SHORT EXERCISE> Extract all records. Keep each one exact.

[RECORDS FOR THIS TASK start]

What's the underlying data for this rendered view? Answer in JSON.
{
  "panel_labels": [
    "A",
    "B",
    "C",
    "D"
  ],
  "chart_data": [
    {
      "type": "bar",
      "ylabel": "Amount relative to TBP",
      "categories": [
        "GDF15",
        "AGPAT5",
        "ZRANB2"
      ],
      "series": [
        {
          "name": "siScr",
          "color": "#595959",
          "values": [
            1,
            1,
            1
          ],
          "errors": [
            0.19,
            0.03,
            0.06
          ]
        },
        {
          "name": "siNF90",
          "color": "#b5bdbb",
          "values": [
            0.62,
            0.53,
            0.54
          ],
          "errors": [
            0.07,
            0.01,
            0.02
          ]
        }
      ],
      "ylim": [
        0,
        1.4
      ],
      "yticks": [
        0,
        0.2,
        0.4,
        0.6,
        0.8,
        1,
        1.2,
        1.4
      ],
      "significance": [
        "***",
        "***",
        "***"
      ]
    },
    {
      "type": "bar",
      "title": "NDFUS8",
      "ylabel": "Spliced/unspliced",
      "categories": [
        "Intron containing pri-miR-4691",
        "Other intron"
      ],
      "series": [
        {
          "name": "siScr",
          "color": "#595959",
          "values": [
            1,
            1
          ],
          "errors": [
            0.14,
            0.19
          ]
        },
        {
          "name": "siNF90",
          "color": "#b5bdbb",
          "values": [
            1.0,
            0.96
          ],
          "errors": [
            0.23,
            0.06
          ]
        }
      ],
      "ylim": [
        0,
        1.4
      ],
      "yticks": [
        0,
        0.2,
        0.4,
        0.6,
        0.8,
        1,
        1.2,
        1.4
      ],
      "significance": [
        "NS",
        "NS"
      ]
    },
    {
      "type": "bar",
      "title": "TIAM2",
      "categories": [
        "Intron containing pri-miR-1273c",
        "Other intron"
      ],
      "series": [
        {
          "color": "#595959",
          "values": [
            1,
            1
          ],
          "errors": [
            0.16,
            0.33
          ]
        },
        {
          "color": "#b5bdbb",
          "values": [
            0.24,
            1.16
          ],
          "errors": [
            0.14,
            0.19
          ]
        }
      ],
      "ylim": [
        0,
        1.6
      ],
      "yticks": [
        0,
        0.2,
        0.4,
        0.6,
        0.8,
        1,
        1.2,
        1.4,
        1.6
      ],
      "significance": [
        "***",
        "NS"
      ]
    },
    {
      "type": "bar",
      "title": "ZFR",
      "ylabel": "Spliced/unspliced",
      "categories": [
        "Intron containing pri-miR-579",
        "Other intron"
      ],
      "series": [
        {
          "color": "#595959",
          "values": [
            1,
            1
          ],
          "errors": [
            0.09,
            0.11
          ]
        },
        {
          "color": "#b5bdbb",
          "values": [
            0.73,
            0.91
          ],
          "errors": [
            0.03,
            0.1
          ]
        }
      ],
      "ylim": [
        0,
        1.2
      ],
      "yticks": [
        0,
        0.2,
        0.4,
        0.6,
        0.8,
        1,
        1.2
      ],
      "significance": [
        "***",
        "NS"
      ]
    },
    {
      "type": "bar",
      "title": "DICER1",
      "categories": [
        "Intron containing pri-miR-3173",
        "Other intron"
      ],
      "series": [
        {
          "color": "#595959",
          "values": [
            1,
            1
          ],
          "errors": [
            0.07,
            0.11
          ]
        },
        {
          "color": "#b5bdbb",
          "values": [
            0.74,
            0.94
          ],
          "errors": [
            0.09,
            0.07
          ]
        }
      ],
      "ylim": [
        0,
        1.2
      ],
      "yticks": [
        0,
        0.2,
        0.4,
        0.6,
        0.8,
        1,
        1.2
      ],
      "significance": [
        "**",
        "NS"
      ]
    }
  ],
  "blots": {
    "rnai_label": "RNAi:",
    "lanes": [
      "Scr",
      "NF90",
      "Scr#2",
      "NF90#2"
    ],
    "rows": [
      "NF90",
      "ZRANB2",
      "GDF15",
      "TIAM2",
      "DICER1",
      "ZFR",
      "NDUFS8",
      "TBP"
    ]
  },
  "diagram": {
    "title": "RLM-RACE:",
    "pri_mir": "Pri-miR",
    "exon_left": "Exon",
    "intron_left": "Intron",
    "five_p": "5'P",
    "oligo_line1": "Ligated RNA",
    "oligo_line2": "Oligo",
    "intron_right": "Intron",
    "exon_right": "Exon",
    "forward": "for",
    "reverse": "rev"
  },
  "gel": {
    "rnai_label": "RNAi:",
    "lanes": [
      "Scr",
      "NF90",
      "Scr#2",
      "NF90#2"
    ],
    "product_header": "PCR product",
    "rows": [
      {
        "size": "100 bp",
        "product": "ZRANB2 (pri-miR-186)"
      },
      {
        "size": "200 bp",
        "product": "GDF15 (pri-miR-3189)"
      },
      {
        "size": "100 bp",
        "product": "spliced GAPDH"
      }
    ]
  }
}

[RECORDS FOR THIS TASK end]

WORKED SOLUTION>
What's the underlying data for this rendered view? Answer in JSON.
{
  "panel_labels": [
    "A",
    "B",
    "C",
    "D"
  ],
  "chart_data": [
    {
      "type": "bar",
      "ylabel": "Amount relative to TBP",
      "categories": [
        "GDF15",
        "AGPAT5",
        "ZRANB2"
      ],
      "series": [
        {
          "name": "siScr",
          "color": "#595959",
          "values": [
            1,
            1,
            1
          ],
          "errors": [
            0.19,
            0.03,
            0.06
          ]
        },
        {
          "name": "siNF90",
          "color": "#b5bdbb",
          "values": [
            0.62,
            0.53,
            0.54
          ],
          "errors": [
            0.07,
            0.01,
            0.02
          ]
        }
      ],
      "ylim": [
        0,
        1.4
      ],
      "yticks": [
        0,
        0.2,
        0.4,
        0.6,
        0.8,
        1,
        1.2,
        1.4
      ],
      "significance": [
        "***",
        "***",
        "***"
      ]
    },
    {
      "type": "bar",
      "title": "NDFUS8",
      "ylabel": "Spliced/unspliced",
      "categories": [
        "Intron containing pri-miR-4691",
        "Other intron"
      ],
      "series": [
        {
          "name": "siScr",
          "color": "#595959",
          "values": [
            1,
            1
          ],
          "errors": [
            0.14,
            0.19
          ]
        },
        {
          "name": "siNF90",
          "color": "#b5bdbb",
          "values": [
            1.0,
            0.96
          ],
          "errors": [
            0.23,
            0.06
          ]
        }
      ],
      "ylim": [
        0,
        1.4
      ],
      "yticks": [
        0,
        0.2,
        0.4,
        0.6,
        0.8,
        1,
        1.2,
        1.4
      ],
      "significance": [
        "NS",
        "NS"
      ]
    },
    {
      "type": "bar",
      "title": "TIAM2",
      "categories": [
        "Intron containing pri-miR-1273c",
        "Other intron"
      ],
      "series": [
        {
          "color": "#595959",
          "values": [
            1,
            1
          ],
          "errors": [
            0.16,
            0.33
          ]
        },
        {
          "color": "#b5bdbb",
          "values": [
            0.24,
            1.16
          ],
          "errors": [
            0.14,
            0.19
          ]
        }
      ],
      "ylim": [
        0,
        1.6
      ],
      "yticks": [
        0,
        0.2,
        0.4,
        0.6,
        0.8,
        1,
        1.2,
        1.4,
        1.6
      ],
      "significance": [
        "***",
        "NS"
      ]
    },
    {
      "type": "bar",
      "title": "ZFR",
      "ylabel": "Spliced/unspliced",
      "categories": [
        "Intron containing pri-miR-579",
        "Other intron"
      ],
      "series": [
        {
          "color": "#595959",
          "values": [
            1,
            1
          ],
          "errors": [
            0.09,
            0.11
          ]
        },
        {
          "color": "#b5bdbb",
          "values": [
            0.73,
            0.91
          ],
          "errors": [
            0.03,
            0.1
          ]
        }
      ],
      "ylim": [
        0,
        1.2
      ],
      "yticks": [
        0,
        0.2,
        0.4,
        0.6,
        0.8,
        1,
        1.2
      ],
      "significance": [
        "***",
        "NS"
      ]
    },
    {
      "type": "bar",
      "title": "DICER1",
      "categories": [
        "Intron containing pri-miR-3173",
        "Other intron"
      ],
      "series": [
        {
          "color": "#595959",
          "values": [
            1,
            1
          ],
          "errors": [
            0.07,
            0.11
          ]
        },
        {
          "color": "#b5bdbb",
          "values": [
            0.74,
            0.94
          ],
          "errors": [
            0.09,
            0.07
          ]
        }
      ],
      "ylim": [
        0,
        1.2
      ],
      "yticks": [
        0,
        0.2,
        0.4,
        0.6,
        0.8,
        1,
        1.2
      ],
      "significance": [
        "**",
        "NS"
      ]
    }
  ],
  "blots": {
    "rnai_label": "RNAi:",
    "lanes": [
      "Scr",
      "NF90",
      "Scr#2",
      "NF90#2"
    ],
    "rows": [
      "NF90",
      "ZRANB2",
      "GDF15",
      "TIAM2",
      "DICER1",
      "ZFR",
      "NDUFS8",
      "TBP"
    ]
  },
  "diagram": {
    "title": "RLM-RACE:",
    "pri_mir": "Pri-miR",
    "exon_left": "Exon",
    "intron_left": "Intron",
    "five_p": "5'P",
    "oligo_line1": "Ligated RNA",
    "oligo_line2": "Oligo",
    "intron_right": "Intron",
    "exon_right": "Exon",
    "forward": "for",
    "reverse": "rev"
  },
  "gel": {
    "rnai_label": "RNAi:",
    "lanes": [
      "Scr",
      "NF90",
      "Scr#2",
      "NF90#2"
    ],
    "product_header": "PCR product",
    "rows": [
      {
        "size": "100 bp",
        "product": "ZRANB2 (pri-miR-186)"
      },
      {
        "size": "200 bp",
        "product": "GDF15 (pri-miR-3189)"
      },
      {
        "size": "100 bp",
        "product": "spliced GAPDH"
      }
    ]
  }
}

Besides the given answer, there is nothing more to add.